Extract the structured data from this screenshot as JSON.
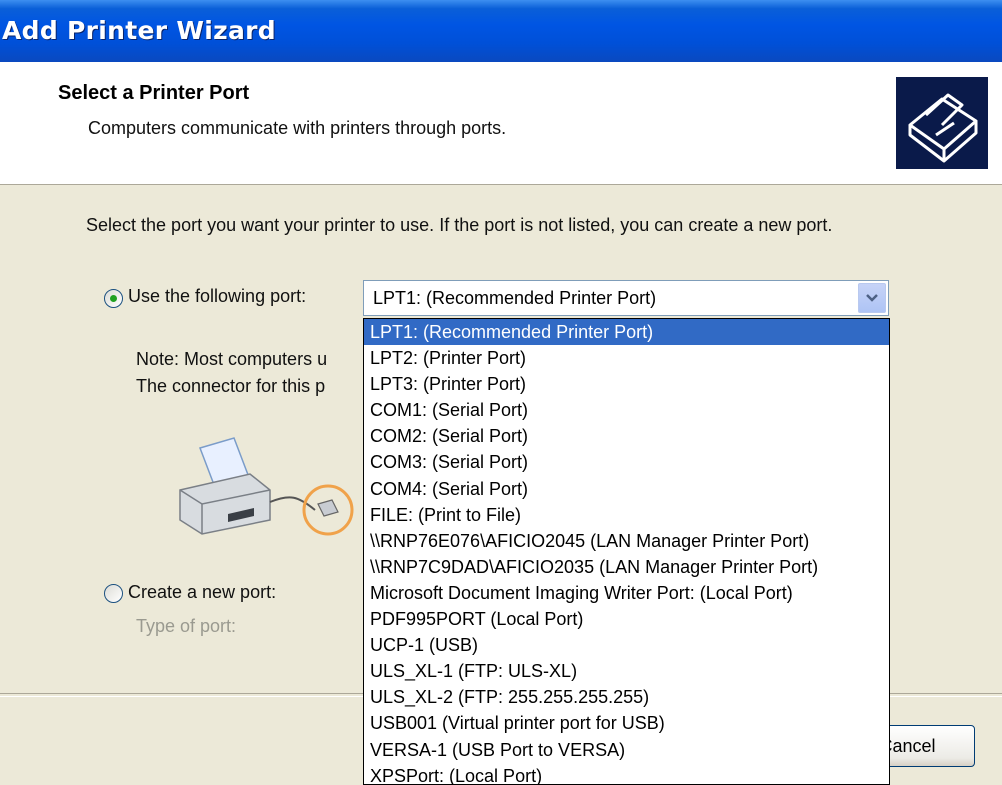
{
  "window": {
    "title": "Add Printer Wizard"
  },
  "header": {
    "title": "Select a Printer Port",
    "subtitle": "Computers communicate with printers through ports."
  },
  "body": {
    "instruction": "Select the port you want your printer to use.  If the port is not listed, you can create a new port.",
    "use_port": {
      "label": "Use the following port:",
      "selected": true,
      "value": "LPT1: (Recommended Printer Port)"
    },
    "note_line1": "Note: Most computers u",
    "note_line2": "The connector for this p",
    "create_port": {
      "label": "Create a new port:",
      "selected": false,
      "type_label": "Type of port:"
    }
  },
  "dropdown": {
    "options": [
      "LPT1: (Recommended Printer Port)",
      "LPT2: (Printer Port)",
      "LPT3: (Printer Port)",
      "COM1: (Serial Port)",
      "COM2: (Serial Port)",
      "COM3: (Serial Port)",
      "COM4: (Serial Port)",
      "FILE: (Print to File)",
      "\\\\RNP76E076\\AFICIO2045 (LAN Manager Printer Port)",
      "\\\\RNP7C9DAD\\AFICIO2035 (LAN Manager Printer Port)",
      "Microsoft Document Imaging Writer Port: (Local Port)",
      "PDF995PORT (Local Port)",
      "UCP-1 (USB)",
      "ULS_XL-1 (FTP: ULS-XL)",
      "ULS_XL-2 (FTP: 255.255.255.255)",
      "USB001 (Virtual printer port for USB)",
      "VERSA-1 (USB Port to VERSA)",
      "XPSPort: (Local Port)"
    ],
    "highlighted_index": 0
  },
  "buttons": {
    "cancel": "Cancel"
  }
}
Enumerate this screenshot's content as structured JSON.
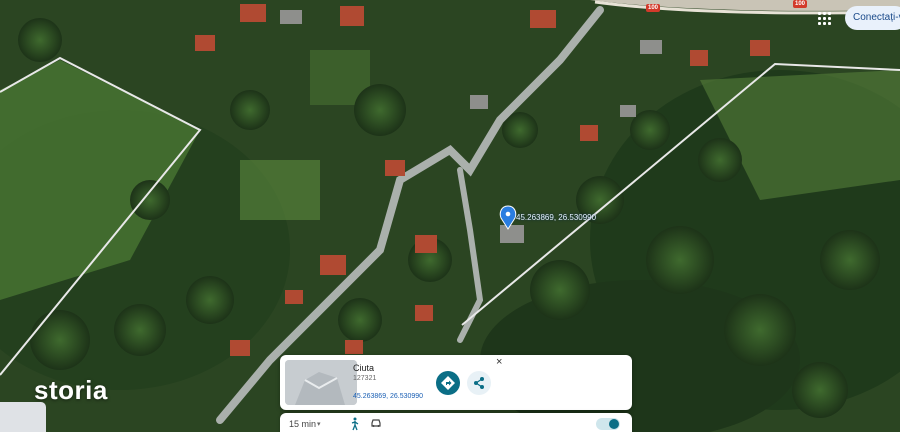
{
  "map": {
    "type": "satellite",
    "pin_coordinates_label": "45.263869, 26.530990",
    "road_tags": [
      "100",
      "100"
    ],
    "colors": {
      "road_line": "#cfd6d3",
      "boundary": "#e8e8e8",
      "pin": "#2a7de1"
    }
  },
  "header": {
    "sign_in_label": "Conectați-v",
    "apps_icon": "grid-icon"
  },
  "place_card": {
    "name": "Ciuta",
    "code": "127321",
    "coordinates": "45.263869, 26.530990",
    "close_label": "×",
    "directions_icon": "directions-icon",
    "share_icon": "share-icon"
  },
  "trip": {
    "duration": "15 min",
    "caret": "▾",
    "modes": [
      "walk-icon",
      "car-icon"
    ]
  },
  "branding": {
    "logo_text": "storia"
  }
}
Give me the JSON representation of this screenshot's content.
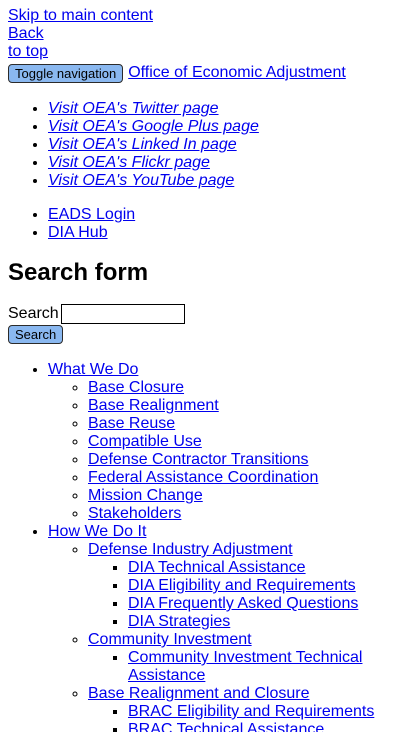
{
  "skip_links": {
    "skip_main": "Skip to main content",
    "back": "Back",
    "to_top": "to top"
  },
  "navbar": {
    "toggle_label": "Toggle navigation",
    "brand": "Office of Economic Adjustment"
  },
  "social": [
    "Visit OEA's Twitter page",
    "Visit OEA's Google Plus page",
    "Visit OEA's Linked In page",
    "Visit OEA's Flickr page",
    "Visit OEA's YouTube page"
  ],
  "utility": [
    "EADS Login",
    "DIA Hub"
  ],
  "search": {
    "heading": "Search form",
    "label": "Search",
    "value": "",
    "button": "Search"
  },
  "menu": {
    "what_we_do": {
      "label": "What We Do",
      "items": [
        "Base Closure",
        "Base Realignment",
        "Base Reuse",
        "Compatible Use",
        "Defense Contractor Transitions",
        "Federal Assistance Coordination",
        "Mission Change",
        "Stakeholders"
      ]
    },
    "how_we_do_it": {
      "label": "How We Do It",
      "groups": [
        {
          "label": "Defense Industry Adjustment",
          "items": [
            "DIA Technical Assistance",
            "DIA Eligibility and Requirements",
            "DIA Frequently Asked Questions",
            "DIA Strategies"
          ]
        },
        {
          "label": "Community Investment",
          "items": [
            "Community Investment Technical Assistance"
          ]
        },
        {
          "label": "Base Realignment and Closure",
          "items": [
            "BRAC Eligibility and Requirements",
            "BRAC Technical Assistance"
          ]
        }
      ]
    }
  }
}
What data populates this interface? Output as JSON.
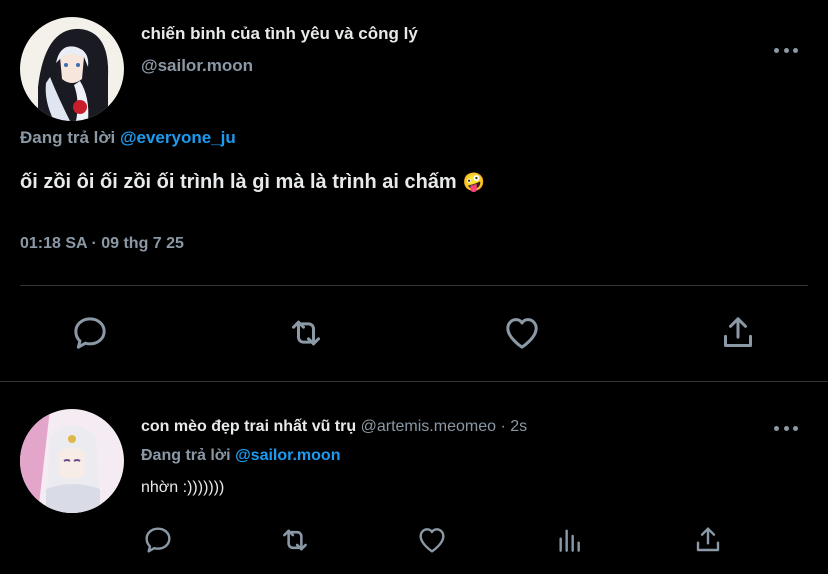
{
  "tweet": {
    "author_name": "chiến binh của tình yêu và công lý",
    "author_handle": "@sailor.moon",
    "reply_prefix": "Đang trả lời ",
    "reply_to": "@everyone_ju",
    "text": "ối zồi ôi ối zồi ối trình là gì mà là trình ai chấm",
    "emoji": "🤪",
    "time": "01:18 SA",
    "separator": "·",
    "date": "09 thg 7 25",
    "more_label": "•••"
  },
  "reply": {
    "author_name": "con mèo đẹp trai nhất vũ trụ",
    "author_handle": "@artemis.meomeo",
    "separator": "·",
    "age": "2s",
    "reply_prefix": "Đang trả lời ",
    "reply_to": "@sailor.moon",
    "text": "nhờn :)))))))"
  },
  "icons": {
    "reply": "speech-bubble-icon",
    "retweet": "retweet-icon",
    "like": "heart-icon",
    "share": "share-upload-icon",
    "analytics": "bar-chart-icon",
    "more": "more-dots-icon"
  },
  "colors": {
    "background": "#000000",
    "text_primary": "#e7e9ea",
    "text_secondary": "#8b98a5",
    "accent": "#1d9bf0",
    "divider": "#2f3336"
  }
}
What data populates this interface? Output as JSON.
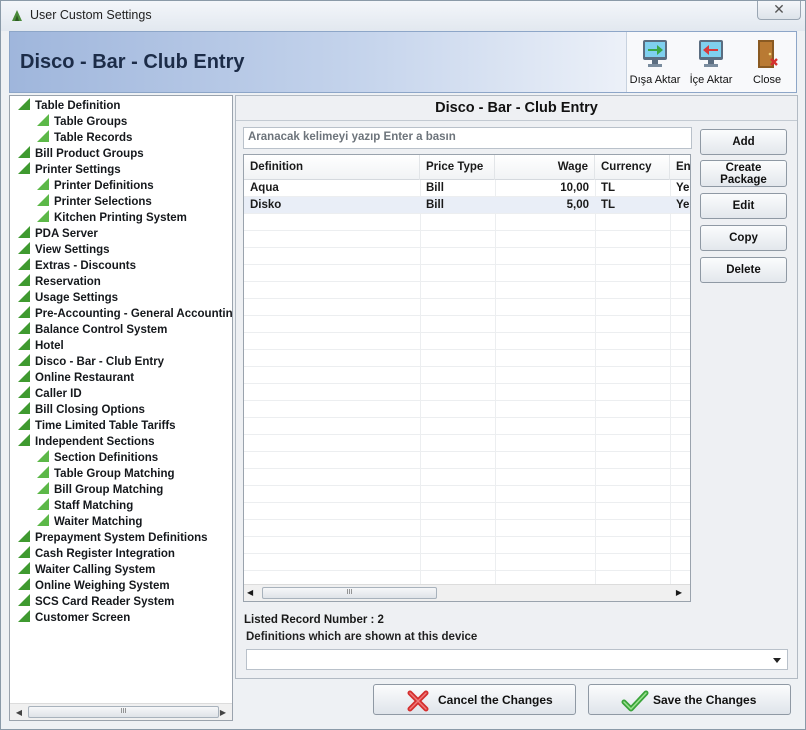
{
  "window": {
    "title": "User Custom Settings",
    "close_glyph": "✕"
  },
  "banner": {
    "title": "Disco - Bar - Club Entry"
  },
  "toolbar": [
    {
      "label": "Dışa Aktar",
      "icon": "export-monitor-icon"
    },
    {
      "label": "İçe Aktar",
      "icon": "import-monitor-icon"
    },
    {
      "label": "Close",
      "icon": "exit-door-icon"
    }
  ],
  "tree": {
    "items": [
      {
        "label": "Table Definition",
        "level": 0
      },
      {
        "label": "Table Groups",
        "level": 1
      },
      {
        "label": "Table Records",
        "level": 1
      },
      {
        "label": "Bill Product Groups",
        "level": 0
      },
      {
        "label": "Printer Settings",
        "level": 0
      },
      {
        "label": "Printer Definitions",
        "level": 1
      },
      {
        "label": "Printer Selections",
        "level": 1
      },
      {
        "label": "Kitchen Printing System",
        "level": 1
      },
      {
        "label": "PDA Server",
        "level": 0
      },
      {
        "label": "View Settings",
        "level": 0
      },
      {
        "label": "Extras - Discounts",
        "level": 0
      },
      {
        "label": "Reservation",
        "level": 0
      },
      {
        "label": "Usage Settings",
        "level": 0
      },
      {
        "label": "Pre-Accounting - General Accountin",
        "level": 0
      },
      {
        "label": "Balance Control System",
        "level": 0
      },
      {
        "label": "Hotel",
        "level": 0
      },
      {
        "label": "Disco - Bar - Club Entry",
        "level": 0
      },
      {
        "label": "Online Restaurant",
        "level": 0
      },
      {
        "label": "Caller ID",
        "level": 0
      },
      {
        "label": "Bill Closing Options",
        "level": 0
      },
      {
        "label": "Time Limited Table Tariffs",
        "level": 0
      },
      {
        "label": "Independent Sections",
        "level": 0
      },
      {
        "label": "Section Definitions",
        "level": 1
      },
      {
        "label": "Table Group Matching",
        "level": 1
      },
      {
        "label": "Bill Group Matching",
        "level": 1
      },
      {
        "label": "Staff Matching",
        "level": 1
      },
      {
        "label": "Waiter Matching",
        "level": 1
      },
      {
        "label": "Prepayment System Definitions",
        "level": 0
      },
      {
        "label": "Cash Register Integration",
        "level": 0
      },
      {
        "label": "Waiter Calling System",
        "level": 0
      },
      {
        "label": "Online Weighing System",
        "level": 0
      },
      {
        "label": "SCS Card Reader System",
        "level": 0
      },
      {
        "label": "Customer Screen",
        "level": 0
      }
    ]
  },
  "main": {
    "title": "Disco - Bar - Club Entry",
    "search_placeholder": "Aranacak kelimeyi yazıp Enter a basın",
    "columns": [
      "Definition",
      "Price Type",
      "Wage",
      "Currency",
      "En"
    ],
    "rows": [
      [
        "Aqua",
        "Bill",
        "10,00",
        "TL",
        "Ye"
      ],
      [
        "Disko",
        "Bill",
        "5,00",
        "TL",
        "Ye"
      ]
    ],
    "buttons": {
      "add": "Add",
      "create_package_1": "Create",
      "create_package_2": "Package",
      "edit": "Edit",
      "copy": "Copy",
      "delete": "Delete"
    },
    "record_count": "Listed Record Number : 2",
    "device_label": "Definitions which are shown at this device"
  },
  "footer": {
    "cancel": "Cancel the Changes",
    "save": "Save the Changes"
  },
  "scroll_glyphs": {
    "left": "◀",
    "right": "▶",
    "grip": "III"
  },
  "colors": {
    "tree_marker": "#3f9a30",
    "banner_start": "#9fb6dc",
    "selected_row": "#e9eef7"
  }
}
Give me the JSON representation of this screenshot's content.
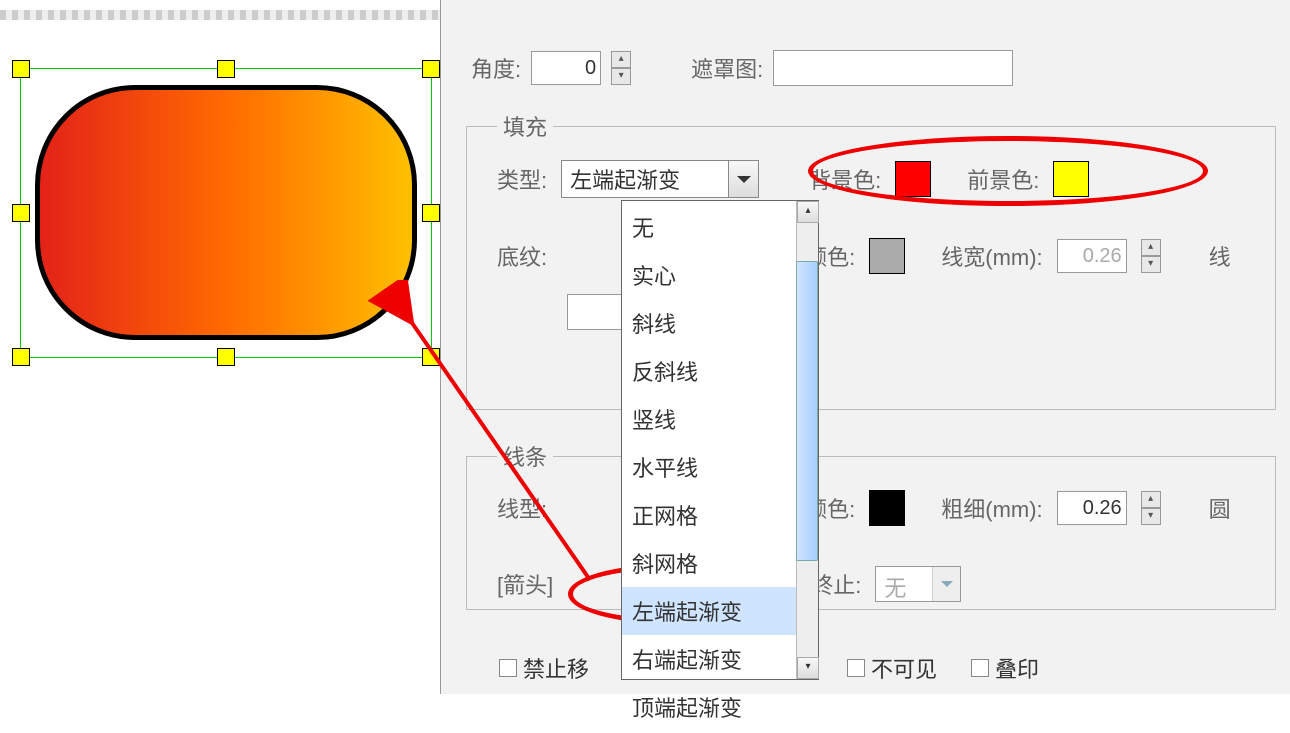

● **Exercise goal**: Only lines that contain the word "Assistance" are wanted; copy each of them.

● **Completed exercise**:
        "Federal Assistance Coordination",
            "DIA Technical Assistance",
            "Community Investment Technical Assistance"
            "BRAC Technical Assistance"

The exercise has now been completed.